#### [Task]
Retype the stretch of the material from its first line through the line containing "menu-item-view[interactable]: View <box>21", including both ends, with every character unchanged.

Records:

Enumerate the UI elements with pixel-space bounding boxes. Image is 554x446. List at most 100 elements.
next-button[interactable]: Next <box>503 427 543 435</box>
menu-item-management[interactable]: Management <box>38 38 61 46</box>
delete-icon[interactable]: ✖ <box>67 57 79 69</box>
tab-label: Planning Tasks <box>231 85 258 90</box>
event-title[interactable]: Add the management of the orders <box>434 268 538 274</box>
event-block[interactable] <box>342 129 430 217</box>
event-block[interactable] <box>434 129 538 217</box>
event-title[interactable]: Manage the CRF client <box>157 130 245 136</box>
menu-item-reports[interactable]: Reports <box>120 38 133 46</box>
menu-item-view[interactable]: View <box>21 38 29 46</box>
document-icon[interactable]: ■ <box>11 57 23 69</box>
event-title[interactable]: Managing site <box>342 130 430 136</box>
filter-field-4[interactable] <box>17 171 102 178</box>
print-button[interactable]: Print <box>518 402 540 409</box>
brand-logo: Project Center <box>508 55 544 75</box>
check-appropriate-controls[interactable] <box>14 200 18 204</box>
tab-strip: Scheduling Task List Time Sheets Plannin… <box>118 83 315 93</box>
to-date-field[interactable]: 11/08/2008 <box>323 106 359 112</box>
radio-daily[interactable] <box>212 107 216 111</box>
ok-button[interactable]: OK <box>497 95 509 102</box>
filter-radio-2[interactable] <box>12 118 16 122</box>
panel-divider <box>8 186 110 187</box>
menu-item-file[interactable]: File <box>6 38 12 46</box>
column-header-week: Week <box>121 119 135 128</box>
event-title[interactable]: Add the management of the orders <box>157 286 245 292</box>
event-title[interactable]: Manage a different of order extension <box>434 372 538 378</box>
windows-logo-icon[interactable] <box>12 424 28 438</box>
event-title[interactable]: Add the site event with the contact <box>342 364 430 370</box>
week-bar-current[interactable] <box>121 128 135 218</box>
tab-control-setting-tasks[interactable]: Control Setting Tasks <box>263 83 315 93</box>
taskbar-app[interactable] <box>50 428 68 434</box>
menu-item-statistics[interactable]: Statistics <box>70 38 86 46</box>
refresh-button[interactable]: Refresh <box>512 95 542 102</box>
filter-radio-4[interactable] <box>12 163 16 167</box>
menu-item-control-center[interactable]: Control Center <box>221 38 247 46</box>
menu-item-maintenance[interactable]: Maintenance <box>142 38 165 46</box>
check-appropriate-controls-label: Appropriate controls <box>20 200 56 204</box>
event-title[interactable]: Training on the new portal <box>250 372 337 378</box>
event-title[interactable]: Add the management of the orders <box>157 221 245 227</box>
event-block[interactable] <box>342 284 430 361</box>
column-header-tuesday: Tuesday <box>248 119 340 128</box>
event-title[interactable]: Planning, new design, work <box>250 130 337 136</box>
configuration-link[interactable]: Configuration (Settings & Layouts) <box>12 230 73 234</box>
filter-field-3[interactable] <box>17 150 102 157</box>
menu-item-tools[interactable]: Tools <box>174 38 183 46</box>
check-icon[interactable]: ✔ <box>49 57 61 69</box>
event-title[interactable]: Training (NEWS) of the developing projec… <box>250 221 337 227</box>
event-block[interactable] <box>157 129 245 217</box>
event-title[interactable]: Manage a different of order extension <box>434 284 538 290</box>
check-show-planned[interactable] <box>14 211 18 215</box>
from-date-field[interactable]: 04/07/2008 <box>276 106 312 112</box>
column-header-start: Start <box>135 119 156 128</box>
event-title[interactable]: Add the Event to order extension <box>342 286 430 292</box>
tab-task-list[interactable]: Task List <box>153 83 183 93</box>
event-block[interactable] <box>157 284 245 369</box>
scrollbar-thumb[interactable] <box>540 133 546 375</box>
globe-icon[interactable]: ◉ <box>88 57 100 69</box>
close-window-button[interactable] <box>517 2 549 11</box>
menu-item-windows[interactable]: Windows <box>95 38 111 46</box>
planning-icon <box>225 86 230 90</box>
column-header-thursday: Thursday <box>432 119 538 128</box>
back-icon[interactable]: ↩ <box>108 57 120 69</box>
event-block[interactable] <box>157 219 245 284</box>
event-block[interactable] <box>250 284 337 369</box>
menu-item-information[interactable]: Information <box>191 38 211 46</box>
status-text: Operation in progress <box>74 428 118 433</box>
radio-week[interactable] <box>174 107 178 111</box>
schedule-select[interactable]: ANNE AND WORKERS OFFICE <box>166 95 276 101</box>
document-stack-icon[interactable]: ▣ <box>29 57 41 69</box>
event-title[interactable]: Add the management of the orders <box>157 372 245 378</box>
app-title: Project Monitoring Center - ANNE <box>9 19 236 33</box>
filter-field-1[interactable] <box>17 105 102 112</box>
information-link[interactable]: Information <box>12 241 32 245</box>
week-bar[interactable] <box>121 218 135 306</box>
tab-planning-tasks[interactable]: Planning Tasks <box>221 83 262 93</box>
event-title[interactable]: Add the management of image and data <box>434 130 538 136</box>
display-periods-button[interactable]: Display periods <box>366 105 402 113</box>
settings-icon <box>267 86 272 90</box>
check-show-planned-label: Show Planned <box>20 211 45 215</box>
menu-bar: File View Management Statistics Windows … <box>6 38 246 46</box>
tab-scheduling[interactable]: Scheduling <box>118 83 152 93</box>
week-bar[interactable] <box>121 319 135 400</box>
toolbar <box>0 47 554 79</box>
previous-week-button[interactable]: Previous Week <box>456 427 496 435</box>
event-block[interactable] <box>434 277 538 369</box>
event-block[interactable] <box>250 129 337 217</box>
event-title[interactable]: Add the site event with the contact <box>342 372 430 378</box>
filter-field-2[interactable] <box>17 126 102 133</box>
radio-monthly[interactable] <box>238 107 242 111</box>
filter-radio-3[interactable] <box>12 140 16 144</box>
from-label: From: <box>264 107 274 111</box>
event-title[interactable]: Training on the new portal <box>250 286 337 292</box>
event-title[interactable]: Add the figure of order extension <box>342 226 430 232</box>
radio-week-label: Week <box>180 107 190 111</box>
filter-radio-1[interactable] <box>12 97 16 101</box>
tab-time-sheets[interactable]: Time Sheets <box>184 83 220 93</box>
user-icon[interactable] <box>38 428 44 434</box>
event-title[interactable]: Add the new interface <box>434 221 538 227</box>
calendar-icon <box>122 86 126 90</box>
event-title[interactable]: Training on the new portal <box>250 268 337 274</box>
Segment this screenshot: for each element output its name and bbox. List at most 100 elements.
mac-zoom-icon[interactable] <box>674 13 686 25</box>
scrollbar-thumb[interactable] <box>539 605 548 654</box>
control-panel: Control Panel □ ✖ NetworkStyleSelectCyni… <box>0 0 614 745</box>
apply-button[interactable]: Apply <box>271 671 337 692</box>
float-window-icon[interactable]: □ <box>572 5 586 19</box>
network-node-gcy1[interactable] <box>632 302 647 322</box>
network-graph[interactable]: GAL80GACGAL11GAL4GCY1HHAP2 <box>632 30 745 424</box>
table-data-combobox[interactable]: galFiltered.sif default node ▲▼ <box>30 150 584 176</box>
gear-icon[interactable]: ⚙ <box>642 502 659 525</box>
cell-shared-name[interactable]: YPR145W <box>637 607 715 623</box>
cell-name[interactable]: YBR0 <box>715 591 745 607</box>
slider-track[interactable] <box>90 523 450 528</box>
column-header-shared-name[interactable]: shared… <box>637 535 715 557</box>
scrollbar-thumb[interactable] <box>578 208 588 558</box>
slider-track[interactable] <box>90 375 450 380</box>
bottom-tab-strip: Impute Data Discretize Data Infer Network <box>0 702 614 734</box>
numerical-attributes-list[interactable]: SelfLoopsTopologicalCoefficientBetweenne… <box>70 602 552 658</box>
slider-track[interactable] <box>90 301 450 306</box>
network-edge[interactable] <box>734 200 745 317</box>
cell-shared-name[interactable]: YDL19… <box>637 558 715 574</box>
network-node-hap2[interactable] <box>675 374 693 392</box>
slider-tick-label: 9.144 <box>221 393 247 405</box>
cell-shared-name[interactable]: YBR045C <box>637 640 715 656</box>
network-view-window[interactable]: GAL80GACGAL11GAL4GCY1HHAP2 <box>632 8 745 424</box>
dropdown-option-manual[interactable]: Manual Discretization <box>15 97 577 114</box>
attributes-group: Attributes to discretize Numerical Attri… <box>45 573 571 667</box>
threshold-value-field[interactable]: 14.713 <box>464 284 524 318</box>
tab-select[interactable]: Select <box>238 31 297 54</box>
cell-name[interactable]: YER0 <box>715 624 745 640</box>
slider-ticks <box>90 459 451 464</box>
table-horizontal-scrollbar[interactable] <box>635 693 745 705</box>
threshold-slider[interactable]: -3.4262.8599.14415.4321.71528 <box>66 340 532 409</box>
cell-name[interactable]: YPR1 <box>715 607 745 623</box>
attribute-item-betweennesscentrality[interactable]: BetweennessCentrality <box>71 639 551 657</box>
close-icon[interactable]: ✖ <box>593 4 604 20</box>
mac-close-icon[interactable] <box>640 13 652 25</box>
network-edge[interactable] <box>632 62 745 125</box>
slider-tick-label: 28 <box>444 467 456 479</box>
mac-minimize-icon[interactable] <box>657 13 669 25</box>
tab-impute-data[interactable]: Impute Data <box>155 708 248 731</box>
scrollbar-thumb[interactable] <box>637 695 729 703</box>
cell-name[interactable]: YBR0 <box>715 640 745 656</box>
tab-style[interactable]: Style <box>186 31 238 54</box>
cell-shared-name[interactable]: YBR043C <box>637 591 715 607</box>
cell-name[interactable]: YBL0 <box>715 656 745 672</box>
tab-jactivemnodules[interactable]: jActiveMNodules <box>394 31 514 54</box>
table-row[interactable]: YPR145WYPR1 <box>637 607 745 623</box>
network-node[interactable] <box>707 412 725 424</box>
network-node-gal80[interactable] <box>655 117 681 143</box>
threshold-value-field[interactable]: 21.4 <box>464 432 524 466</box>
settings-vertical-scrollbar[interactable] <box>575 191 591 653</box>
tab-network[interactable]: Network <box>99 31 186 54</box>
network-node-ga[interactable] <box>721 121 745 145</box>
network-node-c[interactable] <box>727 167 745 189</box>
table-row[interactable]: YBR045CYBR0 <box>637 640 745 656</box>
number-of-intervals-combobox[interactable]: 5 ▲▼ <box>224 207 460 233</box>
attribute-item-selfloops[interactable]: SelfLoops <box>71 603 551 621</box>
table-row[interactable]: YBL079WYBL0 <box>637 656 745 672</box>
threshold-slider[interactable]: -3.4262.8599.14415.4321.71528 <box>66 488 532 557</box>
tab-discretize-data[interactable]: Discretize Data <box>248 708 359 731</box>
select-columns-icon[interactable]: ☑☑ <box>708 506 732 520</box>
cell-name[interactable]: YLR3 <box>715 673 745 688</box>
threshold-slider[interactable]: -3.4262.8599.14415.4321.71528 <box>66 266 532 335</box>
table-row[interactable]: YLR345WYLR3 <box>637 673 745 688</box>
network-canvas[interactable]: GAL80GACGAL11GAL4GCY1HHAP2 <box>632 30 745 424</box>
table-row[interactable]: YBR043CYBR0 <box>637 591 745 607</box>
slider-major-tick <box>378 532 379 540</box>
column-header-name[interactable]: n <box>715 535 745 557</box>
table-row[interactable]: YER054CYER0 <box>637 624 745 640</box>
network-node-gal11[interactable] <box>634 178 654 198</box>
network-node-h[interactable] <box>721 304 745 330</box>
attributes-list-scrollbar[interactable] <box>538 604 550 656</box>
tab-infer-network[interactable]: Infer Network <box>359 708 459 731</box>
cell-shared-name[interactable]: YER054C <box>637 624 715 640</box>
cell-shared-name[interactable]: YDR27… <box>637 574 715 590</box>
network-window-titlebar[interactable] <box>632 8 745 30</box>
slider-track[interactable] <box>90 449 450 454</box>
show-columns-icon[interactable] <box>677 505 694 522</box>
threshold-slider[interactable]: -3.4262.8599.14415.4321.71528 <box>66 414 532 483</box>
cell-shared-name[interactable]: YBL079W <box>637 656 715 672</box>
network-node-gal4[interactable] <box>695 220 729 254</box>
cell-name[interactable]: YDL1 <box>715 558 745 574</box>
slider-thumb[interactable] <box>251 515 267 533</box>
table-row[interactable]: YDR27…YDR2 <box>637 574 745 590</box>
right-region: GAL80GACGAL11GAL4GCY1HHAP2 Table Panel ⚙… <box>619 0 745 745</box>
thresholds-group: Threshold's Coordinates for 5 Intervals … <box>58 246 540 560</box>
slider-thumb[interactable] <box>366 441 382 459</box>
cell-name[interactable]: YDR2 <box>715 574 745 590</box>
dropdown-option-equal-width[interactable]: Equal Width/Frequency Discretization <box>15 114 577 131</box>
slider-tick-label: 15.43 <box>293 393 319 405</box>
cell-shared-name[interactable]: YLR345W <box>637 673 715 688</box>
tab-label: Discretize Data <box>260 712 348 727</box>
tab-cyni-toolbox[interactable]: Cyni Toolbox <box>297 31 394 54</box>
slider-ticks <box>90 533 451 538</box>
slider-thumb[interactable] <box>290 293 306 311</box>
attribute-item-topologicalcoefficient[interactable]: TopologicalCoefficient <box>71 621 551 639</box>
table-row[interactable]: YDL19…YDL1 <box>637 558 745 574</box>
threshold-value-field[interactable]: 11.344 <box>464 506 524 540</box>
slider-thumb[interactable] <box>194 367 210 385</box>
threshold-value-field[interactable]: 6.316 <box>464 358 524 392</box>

#### [The reply]
Enumerate the UI elements with pixel-space bounding boxes. Image is 554x446. List at most 100 elements.
next-button[interactable]: Next <box>503 427 543 435</box>
menu-item-management[interactable]: Management <box>38 38 61 46</box>
delete-icon[interactable]: ✖ <box>67 57 79 69</box>
tab-label: Planning Tasks <box>231 85 258 90</box>
event-title[interactable]: Add the management of the orders <box>434 268 538 274</box>
event-block[interactable] <box>342 129 430 217</box>
event-block[interactable] <box>434 129 538 217</box>
event-title[interactable]: Manage the CRF client <box>157 130 245 136</box>
menu-item-reports[interactable]: Reports <box>120 38 133 46</box>
menu-item-view[interactable]: View <box>21 38 29 46</box>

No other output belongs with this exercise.